#### Instructions for the task
Write out these rows again with every "head-quarters" changed to "headquarters" and nothing else altered, leaving out the pictures.

Collection entries:
▶
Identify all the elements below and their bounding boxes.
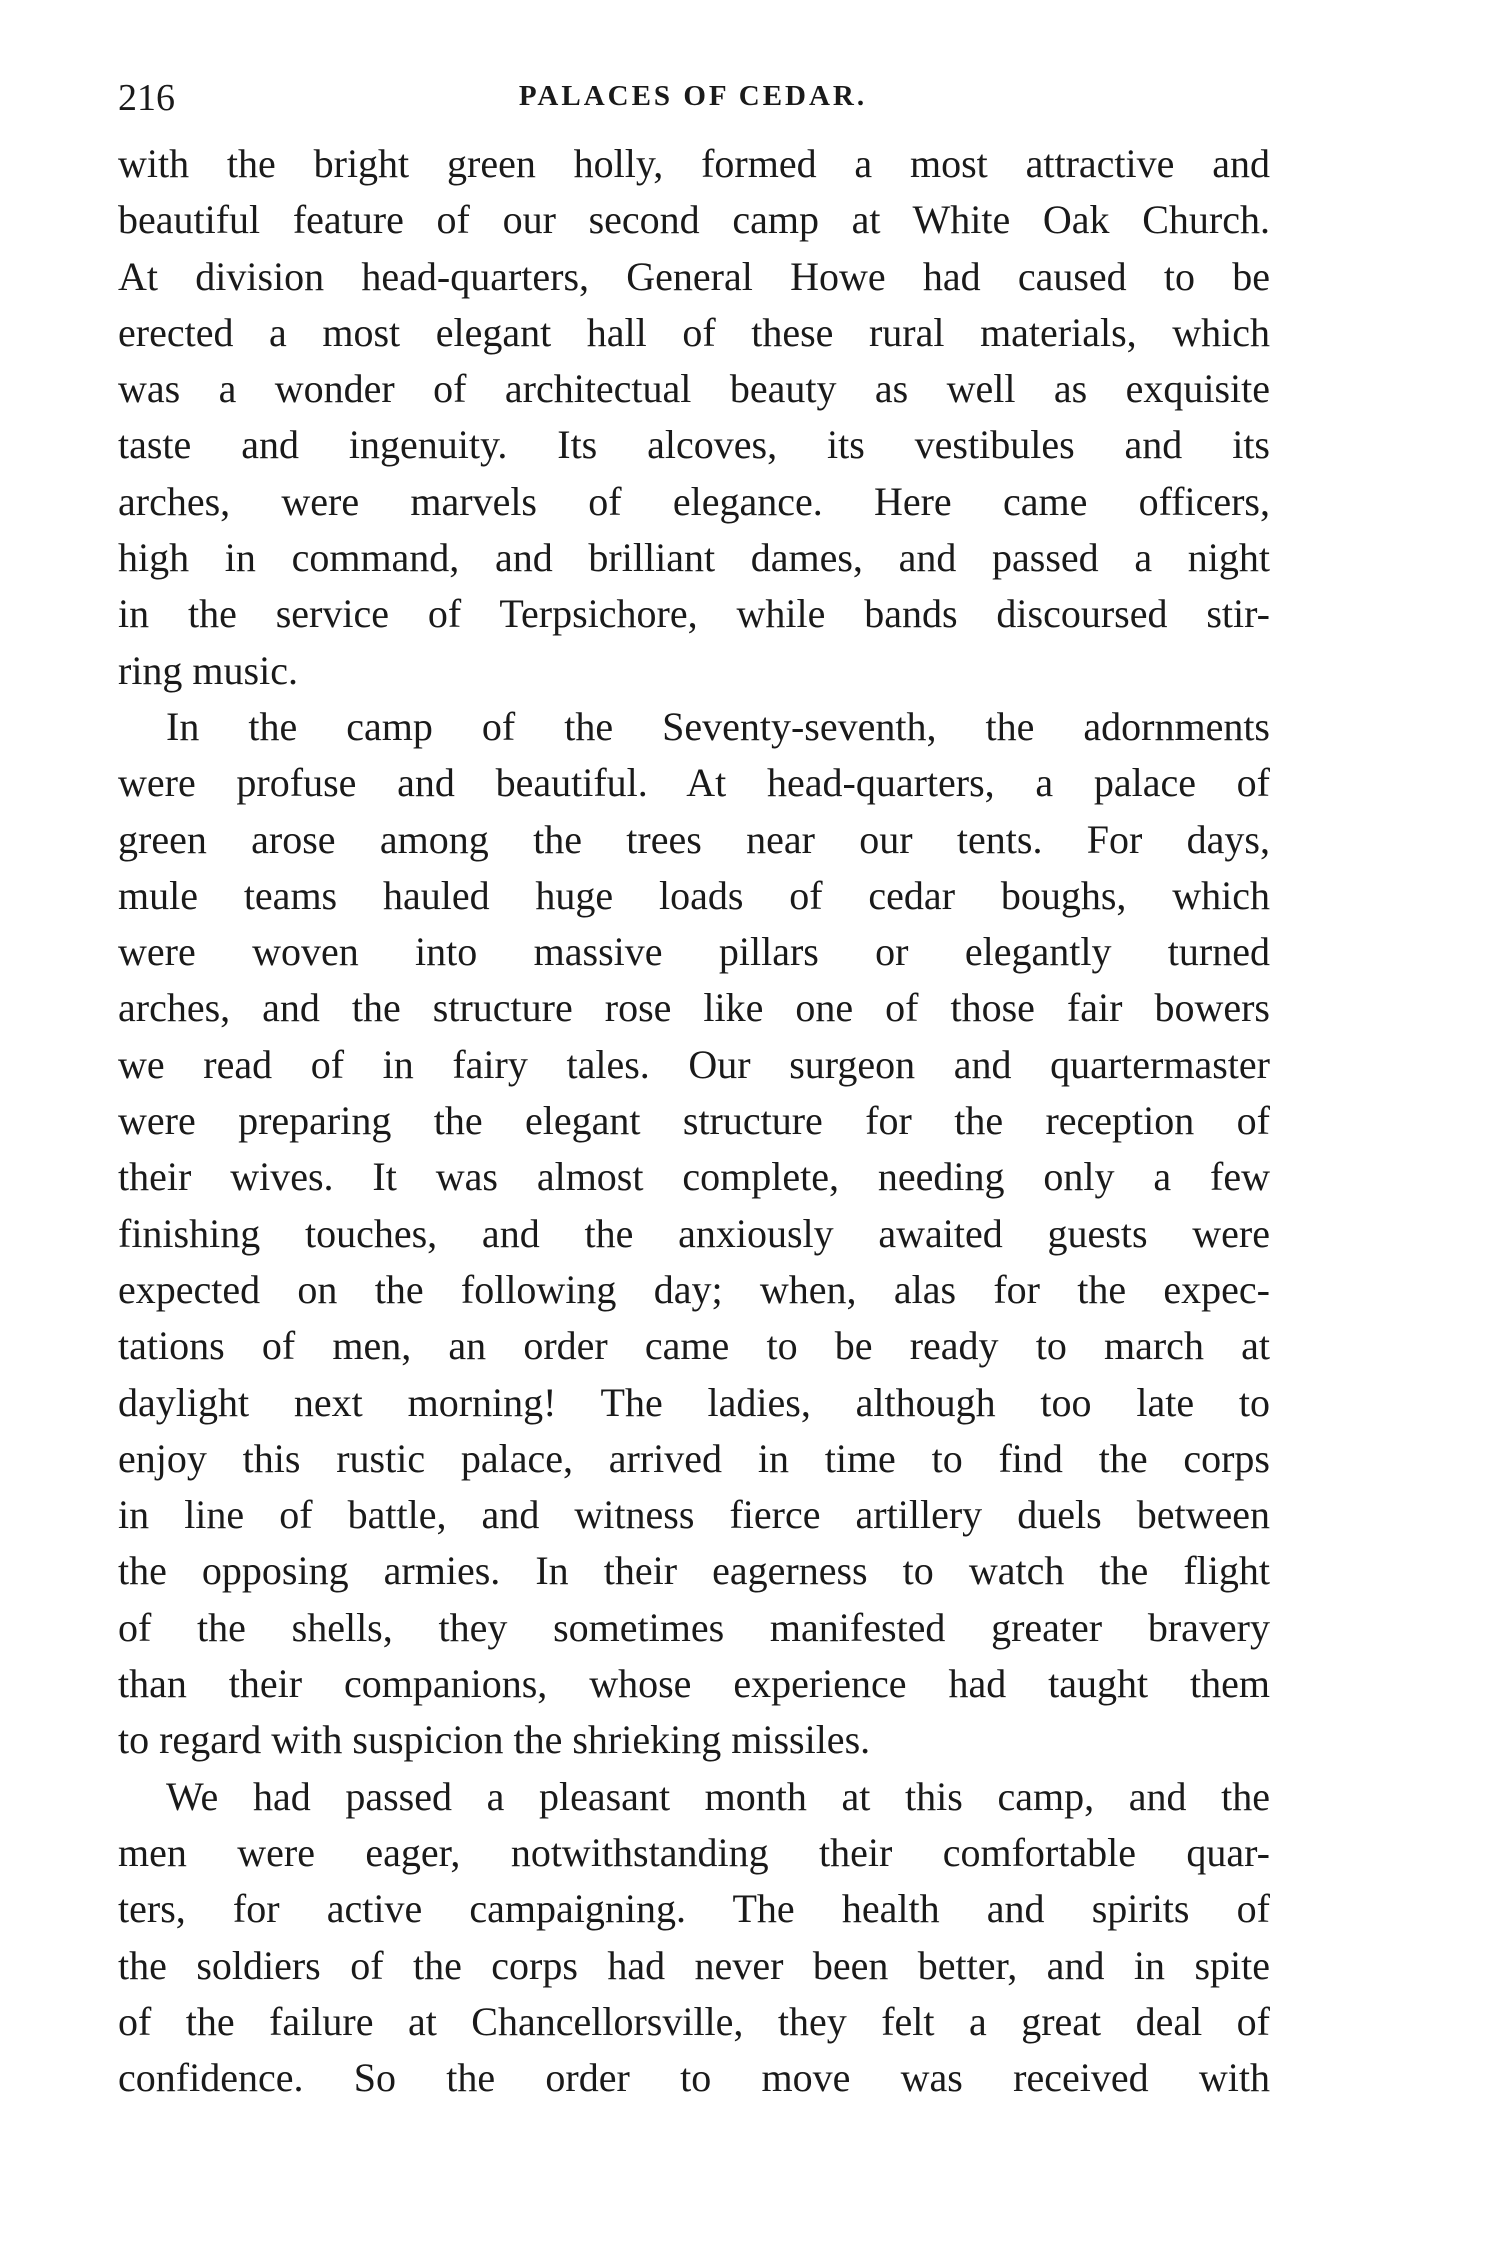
- text-line: confidence. So the order to move was received with: [118, 2055, 1270, 2101]
- text-line: beautiful feature of our second camp at White Oak Church.: [118, 197, 1270, 243]
- text-line: enjoy this rustic palace, arrived in time to find the corps: [118, 1435, 1270, 1481]
- text-line: ring music.: [118, 647, 298, 693]
- text-line: mule teams hauled huge loads of cedar boughs, which: [118, 872, 1270, 918]
- text-line: were preparing the elegant structure for the reception of: [118, 1098, 1270, 1144]
- text-line: the opposing armies. In their eagerness to watch the flight: [118, 1548, 1270, 1594]
- text-line: was a wonder of architectual beauty as well as exquisite: [118, 366, 1270, 412]
- text-line: expected on the following day; when, alas for the expec-: [118, 1266, 1270, 1312]
- text-line: arches, and the structure rose like one of those fair bowers: [118, 985, 1270, 1031]
- text-line: finishing touches, and the anxiously awaited guests were: [118, 1210, 1270, 1256]
- text-line: taste and ingenuity. Its alcoves, its vestibules and its: [118, 422, 1270, 468]
- page-number: 216: [118, 77, 175, 119]
- text-line: arches, were marvels of elegance. Here came officers,: [118, 478, 1270, 524]
- text-line: erected a most elegant hall of these rural materials, which: [118, 309, 1270, 355]
- running-title: PALACES OF CEDAR.: [518, 80, 868, 112]
- text-line: men were eager, notwithstanding their comfortable quar-: [118, 1829, 1270, 1875]
- text-line: were woven into massive pillars or elegantly turned: [118, 929, 1270, 975]
- text-line: in the service of Terpsichore, while bands discoursed stir-: [118, 591, 1270, 637]
- text-line: At division head-quarters, General Howe had caused to be: [118, 253, 1270, 299]
- text-line: to regard with suspicion the shrieking missiles.: [118, 1717, 871, 1763]
- text-line: than their companions, whose experience had taught them: [118, 1661, 1270, 1707]
- body-text: [118, 136, 1270, 2106]
- text-line: high in command, and brilliant dames, and passed a night: [118, 535, 1270, 581]
- text-line: with the bright green holly, formed a most attractive and: [118, 141, 1270, 186]
- page-header: [118, 76, 1268, 132]
- text-line: in line of battle, and witness fierce artillery duels between: [118, 1492, 1270, 1538]
- text-line: were profuse and beautiful. At head-quarters, a palace of: [118, 760, 1270, 806]
- text-line: daylight next morning! The ladies, although too late to: [118, 1379, 1270, 1425]
- text-line: We had passed a pleasant month at this camp, and the: [166, 1773, 1270, 1819]
- text-line: In the camp of the Seventy-seventh, the adornments: [166, 703, 1270, 749]
- text-line: their wives. It was almost complete, needing only a few: [118, 1154, 1270, 1200]
- text-line: tations of men, an order came to be ready to march at: [118, 1323, 1270, 1369]
- text-line: we read of in fairy tales. Our surgeon and quartermaster: [118, 1041, 1270, 1087]
- text-line: the soldiers of the corps had never been better, and in spite: [118, 1942, 1270, 1988]
- text-line: of the failure at Chancellorsville, they felt a great deal of: [118, 1998, 1270, 2044]
- text-line: ters, for active campaigning. The health and spirits of: [118, 1886, 1270, 1932]
- text-line: of the shells, they sometimes manifested greater bravery: [118, 1604, 1270, 1650]
- text-line: green arose among the trees near our tents. For days,: [118, 816, 1270, 862]
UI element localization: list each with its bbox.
◀
#### Written solution
Identify all the elements below and their bounding boxes.
- text-line: confidence. So the order to move was received with: [118, 2055, 1270, 2101]
- text-line: beautiful feature of our second camp at White Oak Church.: [118, 197, 1270, 243]
- text-line: enjoy this rustic palace, arrived in time to find the corps: [118, 1435, 1270, 1481]
- text-line: ring music.: [118, 647, 298, 693]
- text-line: mule teams hauled huge loads of cedar boughs, which: [118, 872, 1270, 918]
- text-line: were preparing the elegant structure for the reception of: [118, 1098, 1270, 1144]
- text-line: the opposing armies. In their eagerness to watch the flight: [118, 1548, 1270, 1594]
- text-line: was a wonder of architectual beauty as well as exquisite: [118, 366, 1270, 412]
- text-line: expected on the following day; when, alas for the expec-: [118, 1266, 1270, 1312]
- text-line: arches, and the structure rose like one of those fair bowers: [118, 985, 1270, 1031]
- text-line: finishing touches, and the anxiously awaited guests were: [118, 1210, 1270, 1256]
- text-line: taste and ingenuity. Its alcoves, its vestibules and its: [118, 422, 1270, 468]
- page-number: 216: [118, 77, 175, 119]
- text-line: arches, were marvels of elegance. Here came officers,: [118, 478, 1270, 524]
- text-line: erected a most elegant hall of these rural materials, which: [118, 309, 1270, 355]
- running-title: PALACES OF CEDAR.: [518, 80, 868, 112]
- text-line: men were eager, notwithstanding their comfortable quar-: [118, 1829, 1270, 1875]
- text-line: were woven into massive pillars or elegantly turned: [118, 929, 1270, 975]
- text-line: in the service of Terpsichore, while bands discoursed stir-: [118, 591, 1270, 637]
- text-line: At division headquarters, General Howe had caused to be: [118, 253, 1270, 299]
- text-line: to regard with suspicion the shrieking missiles.: [118, 1717, 871, 1763]
- text-line: than their companions, whose experience had taught them: [118, 1661, 1270, 1707]
- body-text: [118, 136, 1270, 2106]
- text-line: high in command, and brilliant dames, and passed a night: [118, 535, 1270, 581]
- text-line: with the bright green holly, formed a most attractive and: [118, 141, 1270, 186]
- page-header: [118, 76, 1268, 132]
- text-line: in line of battle, and witness fierce artillery duels between: [118, 1492, 1270, 1538]
- text-line: were profuse and beautiful. At headquarters, a palace of: [118, 760, 1270, 806]
- text-line: daylight next morning! The ladies, although too late to: [118, 1379, 1270, 1425]
- text-line: We had passed a pleasant month at this camp, and the: [166, 1773, 1270, 1819]
- text-line: In the camp of the Seventy-seventh, the adornments: [166, 703, 1270, 749]
- text-line: their wives. It was almost complete, needing only a few: [118, 1154, 1270, 1200]
- text-line: tations of men, an order came to be ready to march at: [118, 1323, 1270, 1369]
- text-line: we read of in fairy tales. Our surgeon and quartermaster: [118, 1041, 1270, 1087]
- text-line: the soldiers of the corps had never been better, and in spite: [118, 1942, 1270, 1988]
- text-line: of the failure at Chancellorsville, they felt a great deal of: [118, 1998, 1270, 2044]
- text-line: ters, for active campaigning. The health and spirits of: [118, 1886, 1270, 1932]
- text-line: of the shells, they sometimes manifested greater bravery: [118, 1604, 1270, 1650]
- text-line: green arose among the trees near our tents. For days,: [118, 816, 1270, 862]
UI element localization: list each with its bbox.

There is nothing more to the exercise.